begin SUPPLIED RECORDS

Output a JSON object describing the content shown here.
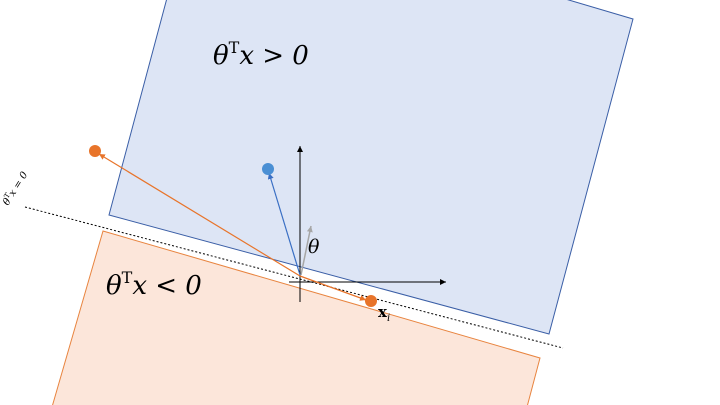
{
  "labels": {
    "positive_region": {
      "base": "θ",
      "sup": "T",
      "rest": "x > 0"
    },
    "negative_region": {
      "base": "θ",
      "sup": "T",
      "rest": "x < 0"
    },
    "boundary": {
      "base": "θ",
      "sup": "T",
      "rest": "x = 0"
    },
    "theta_vector": "θ",
    "point_xi": {
      "base": "x",
      "sub": "i"
    }
  },
  "colors": {
    "positive_fill": "#dde5f5",
    "positive_stroke": "#3a5ea6",
    "negative_fill": "#fce6da",
    "negative_stroke": "#e8843f",
    "blue_point": "#4a8fd4",
    "orange_point": "#e8742a",
    "theta_arrow": "#a6a6a6",
    "axis": "#000000"
  }
}
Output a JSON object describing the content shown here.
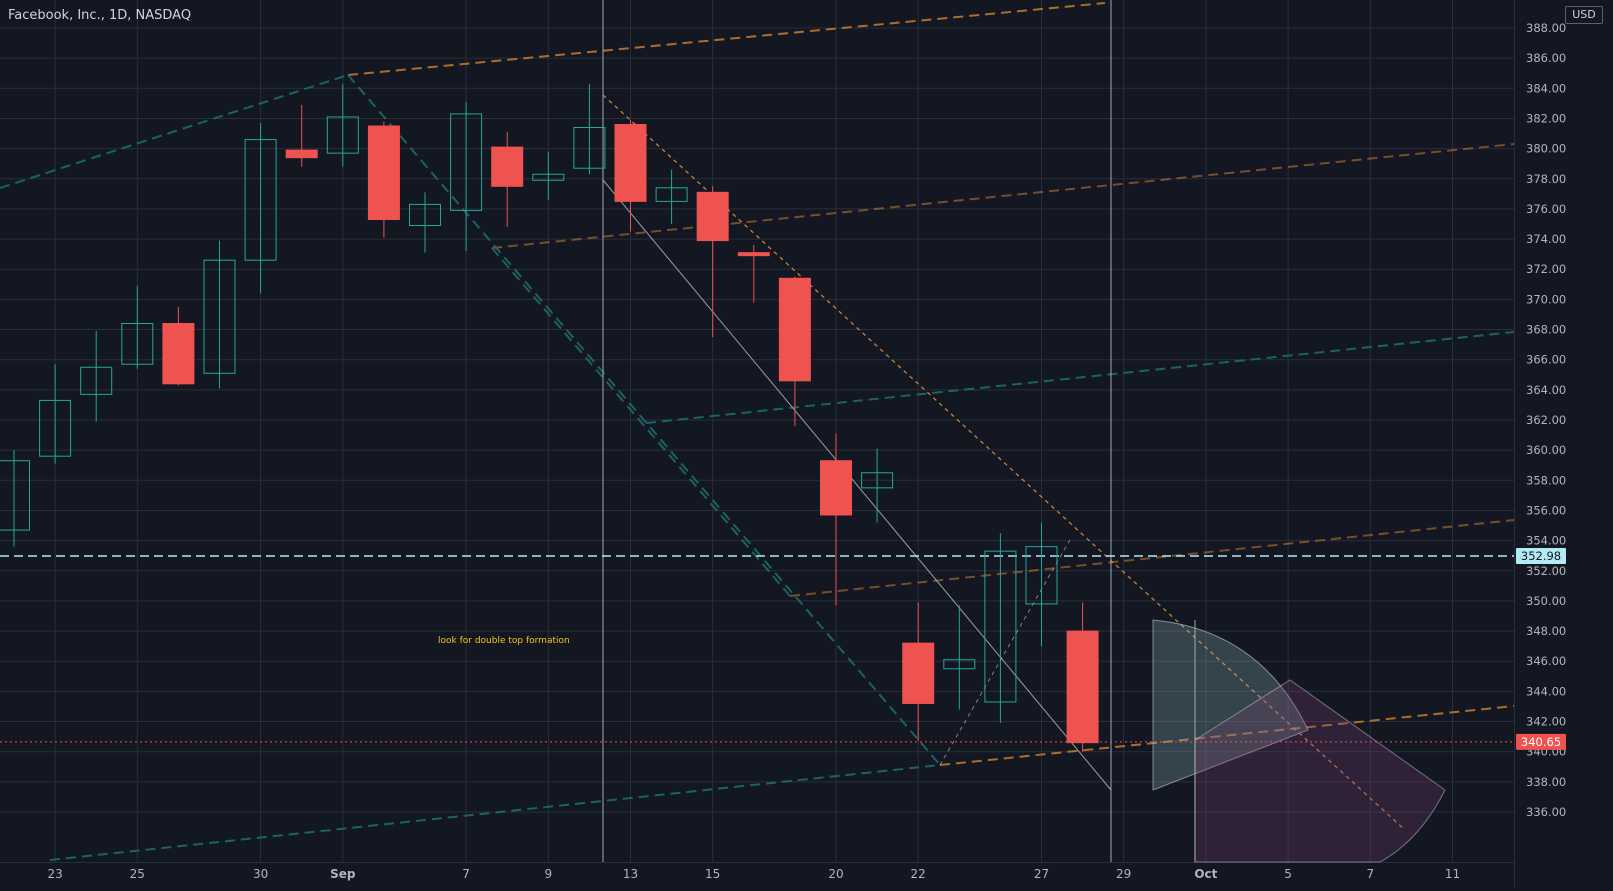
{
  "title": "Facebook, Inc., 1D, NASDAQ",
  "currency": "USD",
  "annotation": "look for double top formation",
  "colors": {
    "background": "#131722",
    "up": "#26a69a",
    "down": "#ef5350",
    "grid": "#2a2e39",
    "axis_text": "#b2b5be",
    "orange_line": "#c77d2e",
    "teal_line": "#1f6b6b",
    "white_line": "#c8cbd4"
  },
  "chart_data": {
    "type": "candlestick",
    "ylim": [
      335,
      389
    ],
    "y_ticks": [
      "336.00",
      "338.00",
      "340.00",
      "342.00",
      "344.00",
      "346.00",
      "348.00",
      "350.00",
      "352.00",
      "354.00",
      "356.00",
      "358.00",
      "360.00",
      "362.00",
      "364.00",
      "366.00",
      "368.00",
      "370.00",
      "372.00",
      "374.00",
      "376.00",
      "378.00",
      "380.00",
      "382.00",
      "384.00",
      "386.00",
      "388.00"
    ],
    "x_ticks": [
      {
        "label": "23",
        "date": "2021-08-23"
      },
      {
        "label": "25",
        "date": "2021-08-25"
      },
      {
        "label": "30",
        "date": "2021-08-30"
      },
      {
        "label": "Sep",
        "date": "2021-09-01"
      },
      {
        "label": "7",
        "date": "2021-09-07"
      },
      {
        "label": "9",
        "date": "2021-09-09"
      },
      {
        "label": "13",
        "date": "2021-09-13"
      },
      {
        "label": "15",
        "date": "2021-09-15"
      },
      {
        "label": "20",
        "date": "2021-09-20"
      },
      {
        "label": "22",
        "date": "2021-09-22"
      },
      {
        "label": "27",
        "date": "2021-09-27"
      },
      {
        "label": "29",
        "date": "2021-09-29"
      },
      {
        "label": "Oct",
        "date": "2021-10-01"
      },
      {
        "label": "5",
        "date": "2021-10-05"
      },
      {
        "label": "7",
        "date": "2021-10-07"
      },
      {
        "label": "11",
        "date": "2021-10-11"
      }
    ],
    "candles": [
      {
        "date": "2021-08-20",
        "open": 354.7,
        "high": 360.0,
        "low": 353.6,
        "close": 359.3
      },
      {
        "date": "2021-08-23",
        "open": 359.6,
        "high": 365.7,
        "low": 359.1,
        "close": 363.3
      },
      {
        "date": "2021-08-24",
        "open": 363.7,
        "high": 367.9,
        "low": 361.9,
        "close": 365.5
      },
      {
        "date": "2021-08-25",
        "open": 365.7,
        "high": 370.9,
        "low": 365.4,
        "close": 368.4
      },
      {
        "date": "2021-08-26",
        "open": 368.4,
        "high": 369.5,
        "low": 364.3,
        "close": 364.4
      },
      {
        "date": "2021-08-27",
        "open": 365.1,
        "high": 373.9,
        "low": 364.1,
        "close": 372.6
      },
      {
        "date": "2021-08-30",
        "open": 372.6,
        "high": 381.7,
        "low": 370.4,
        "close": 380.6
      },
      {
        "date": "2021-08-31",
        "open": 379.9,
        "high": 382.9,
        "low": 378.8,
        "close": 379.4
      },
      {
        "date": "2021-09-01",
        "open": 379.7,
        "high": 384.3,
        "low": 378.8,
        "close": 382.1
      },
      {
        "date": "2021-09-02",
        "open": 381.5,
        "high": 381.8,
        "low": 374.1,
        "close": 375.3
      },
      {
        "date": "2021-09-03",
        "open": 374.9,
        "high": 377.1,
        "low": 373.1,
        "close": 376.3
      },
      {
        "date": "2021-09-07",
        "open": 375.9,
        "high": 383.1,
        "low": 373.2,
        "close": 382.3
      },
      {
        "date": "2021-09-08",
        "open": 380.1,
        "high": 381.1,
        "low": 374.8,
        "close": 377.5
      },
      {
        "date": "2021-09-09",
        "open": 377.9,
        "high": 379.8,
        "low": 376.6,
        "close": 378.3
      },
      {
        "date": "2021-09-10",
        "open": 378.7,
        "high": 384.3,
        "low": 378.3,
        "close": 381.4
      },
      {
        "date": "2021-09-13",
        "open": 381.6,
        "high": 381.9,
        "low": 374.5,
        "close": 376.5
      },
      {
        "date": "2021-09-14",
        "open": 376.5,
        "high": 378.6,
        "low": 375.0,
        "close": 377.4
      },
      {
        "date": "2021-09-15",
        "open": 377.1,
        "high": 377.5,
        "low": 367.5,
        "close": 373.9
      },
      {
        "date": "2021-09-16",
        "open": 373.1,
        "high": 373.6,
        "low": 369.8,
        "close": 372.9
      },
      {
        "date": "2021-09-17",
        "open": 371.4,
        "high": 371.5,
        "low": 361.6,
        "close": 364.6
      },
      {
        "date": "2021-09-20",
        "open": 359.3,
        "high": 361.1,
        "low": 349.7,
        "close": 355.7
      },
      {
        "date": "2021-09-21",
        "open": 357.5,
        "high": 360.1,
        "low": 355.2,
        "close": 358.5
      },
      {
        "date": "2021-09-22",
        "open": 347.2,
        "high": 349.9,
        "low": 340.7,
        "close": 343.2
      },
      {
        "date": "2021-09-23",
        "open": 345.5,
        "high": 349.7,
        "low": 342.8,
        "close": 346.1
      },
      {
        "date": "2021-09-24",
        "open": 343.3,
        "high": 354.5,
        "low": 341.9,
        "close": 353.3
      },
      {
        "date": "2021-09-27",
        "open": 349.8,
        "high": 355.2,
        "low": 347.0,
        "close": 353.6
      },
      {
        "date": "2021-09-28",
        "open": 348.0,
        "high": 349.9,
        "low": 340.0,
        "close": 340.6
      }
    ],
    "price_lines": [
      {
        "value": 352.98,
        "label": "352.98",
        "style": "dashed",
        "color": "#b2ebf2"
      },
      {
        "value": 340.65,
        "label": "340.65",
        "style": "dotted",
        "color": "#ef5350"
      }
    ]
  }
}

end SUPPLIED RECORDS

### AIM
All records above are to be printed exactly, minus the pictures they contain.

### RESPONSE BELOW
Output a JSON object describing the content shown here.
{
  "labels": {
    "positive_region": {
      "base": "θ",
      "sup": "T",
      "rest": "x > 0"
    },
    "negative_region": {
      "base": "θ",
      "sup": "T",
      "rest": "x < 0"
    },
    "boundary": {
      "base": "θ",
      "sup": "T",
      "rest": "x = 0"
    },
    "theta_vector": "θ",
    "point_xi": {
      "base": "x",
      "sub": "i"
    }
  },
  "colors": {
    "positive_fill": "#dde5f5",
    "positive_stroke": "#3a5ea6",
    "negative_fill": "#fce6da",
    "negative_stroke": "#e8843f",
    "blue_point": "#4a8fd4",
    "orange_point": "#e8742a",
    "theta_arrow": "#a6a6a6",
    "axis": "#000000"
  }
}
Output a JSON object describing the content shown here.
{
  "title": "Facebook, Inc., 1D, NASDAQ",
  "currency": "USD",
  "annotation": "look for double top formation",
  "colors": {
    "background": "#131722",
    "up": "#26a69a",
    "down": "#ef5350",
    "grid": "#2a2e39",
    "axis_text": "#b2b5be",
    "orange_line": "#c77d2e",
    "teal_line": "#1f6b6b",
    "white_line": "#c8cbd4"
  },
  "chart_data": {
    "type": "candlestick",
    "ylim": [
      335,
      389
    ],
    "y_ticks": [
      "336.00",
      "338.00",
      "340.00",
      "342.00",
      "344.00",
      "346.00",
      "348.00",
      "350.00",
      "352.00",
      "354.00",
      "356.00",
      "358.00",
      "360.00",
      "362.00",
      "364.00",
      "366.00",
      "368.00",
      "370.00",
      "372.00",
      "374.00",
      "376.00",
      "378.00",
      "380.00",
      "382.00",
      "384.00",
      "386.00",
      "388.00"
    ],
    "x_ticks": [
      {
        "label": "23",
        "date": "2021-08-23"
      },
      {
        "label": "25",
        "date": "2021-08-25"
      },
      {
        "label": "30",
        "date": "2021-08-30"
      },
      {
        "label": "Sep",
        "date": "2021-09-01"
      },
      {
        "label": "7",
        "date": "2021-09-07"
      },
      {
        "label": "9",
        "date": "2021-09-09"
      },
      {
        "label": "13",
        "date": "2021-09-13"
      },
      {
        "label": "15",
        "date": "2021-09-15"
      },
      {
        "label": "20",
        "date": "2021-09-20"
      },
      {
        "label": "22",
        "date": "2021-09-22"
      },
      {
        "label": "27",
        "date": "2021-09-27"
      },
      {
        "label": "29",
        "date": "2021-09-29"
      },
      {
        "label": "Oct",
        "date": "2021-10-01"
      },
      {
        "label": "5",
        "date": "2021-10-05"
      },
      {
        "label": "7",
        "date": "2021-10-07"
      },
      {
        "label": "11",
        "date": "2021-10-11"
      }
    ],
    "candles": [
      {
        "date": "2021-08-20",
        "open": 354.7,
        "high": 360.0,
        "low": 353.6,
        "close": 359.3
      },
      {
        "date": "2021-08-23",
        "open": 359.6,
        "high": 365.7,
        "low": 359.1,
        "close": 363.3
      },
      {
        "date": "2021-08-24",
        "open": 363.7,
        "high": 367.9,
        "low": 361.9,
        "close": 365.5
      },
      {
        "date": "2021-08-25",
        "open": 365.7,
        "high": 370.9,
        "low": 365.4,
        "close": 368.4
      },
      {
        "date": "2021-08-26",
        "open": 368.4,
        "high": 369.5,
        "low": 364.3,
        "close": 364.4
      },
      {
        "date": "2021-08-27",
        "open": 365.1,
        "high": 373.9,
        "low": 364.1,
        "close": 372.6
      },
      {
        "date": "2021-08-30",
        "open": 372.6,
        "high": 381.7,
        "low": 370.4,
        "close": 380.6
      },
      {
        "date": "2021-08-31",
        "open": 379.9,
        "high": 382.9,
        "low": 378.8,
        "close": 379.4
      },
      {
        "date": "2021-09-01",
        "open": 379.7,
        "high": 384.3,
        "low": 378.8,
        "close": 382.1
      },
      {
        "date": "2021-09-02",
        "open": 381.5,
        "high": 381.8,
        "low": 374.1,
        "close": 375.3
      },
      {
        "date": "2021-09-03",
        "open": 374.9,
        "high": 377.1,
        "low": 373.1,
        "close": 376.3
      },
      {
        "date": "2021-09-07",
        "open": 375.9,
        "high": 383.1,
        "low": 373.2,
        "close": 382.3
      },
      {
        "date": "2021-09-08",
        "open": 380.1,
        "high": 381.1,
        "low": 374.8,
        "close": 377.5
      },
      {
        "date": "2021-09-09",
        "open": 377.9,
        "high": 379.8,
        "low": 376.6,
        "close": 378.3
      },
      {
        "date": "2021-09-10",
        "open": 378.7,
        "high": 384.3,
        "low": 378.3,
        "close": 381.4
      },
      {
        "date": "2021-09-13",
        "open": 381.6,
        "high": 381.9,
        "low": 374.5,
        "close": 376.5
      },
      {
        "date": "2021-09-14",
        "open": 376.5,
        "high": 378.6,
        "low": 375.0,
        "close": 377.4
      },
      {
        "date": "2021-09-15",
        "open": 377.1,
        "high": 377.5,
        "low": 367.5,
        "close": 373.9
      },
      {
        "date": "2021-09-16",
        "open": 373.1,
        "high": 373.6,
        "low": 369.8,
        "close": 372.9
      },
      {
        "date": "2021-09-17",
        "open": 371.4,
        "high": 371.5,
        "low": 361.6,
        "close": 364.6
      },
      {
        "date": "2021-09-20",
        "open": 359.3,
        "high": 361.1,
        "low": 349.7,
        "close": 355.7
      },
      {
        "date": "2021-09-21",
        "open": 357.5,
        "high": 360.1,
        "low": 355.2,
        "close": 358.5
      },
      {
        "date": "2021-09-22",
        "open": 347.2,
        "high": 349.9,
        "low": 340.7,
        "close": 343.2
      },
      {
        "date": "2021-09-23",
        "open": 345.5,
        "high": 349.7,
        "low": 342.8,
        "close": 346.1
      },
      {
        "date": "2021-09-24",
        "open": 343.3,
        "high": 354.5,
        "low": 341.9,
        "close": 353.3
      },
      {
        "date": "2021-09-27",
        "open": 349.8,
        "high": 355.2,
        "low": 347.0,
        "close": 353.6
      },
      {
        "date": "2021-09-28",
        "open": 348.0,
        "high": 349.9,
        "low": 340.0,
        "close": 340.6
      }
    ],
    "price_lines": [
      {
        "value": 352.98,
        "label": "352.98",
        "style": "dashed",
        "color": "#b2ebf2"
      },
      {
        "value": 340.65,
        "label": "340.65",
        "style": "dotted",
        "color": "#ef5350"
      }
    ]
  }
}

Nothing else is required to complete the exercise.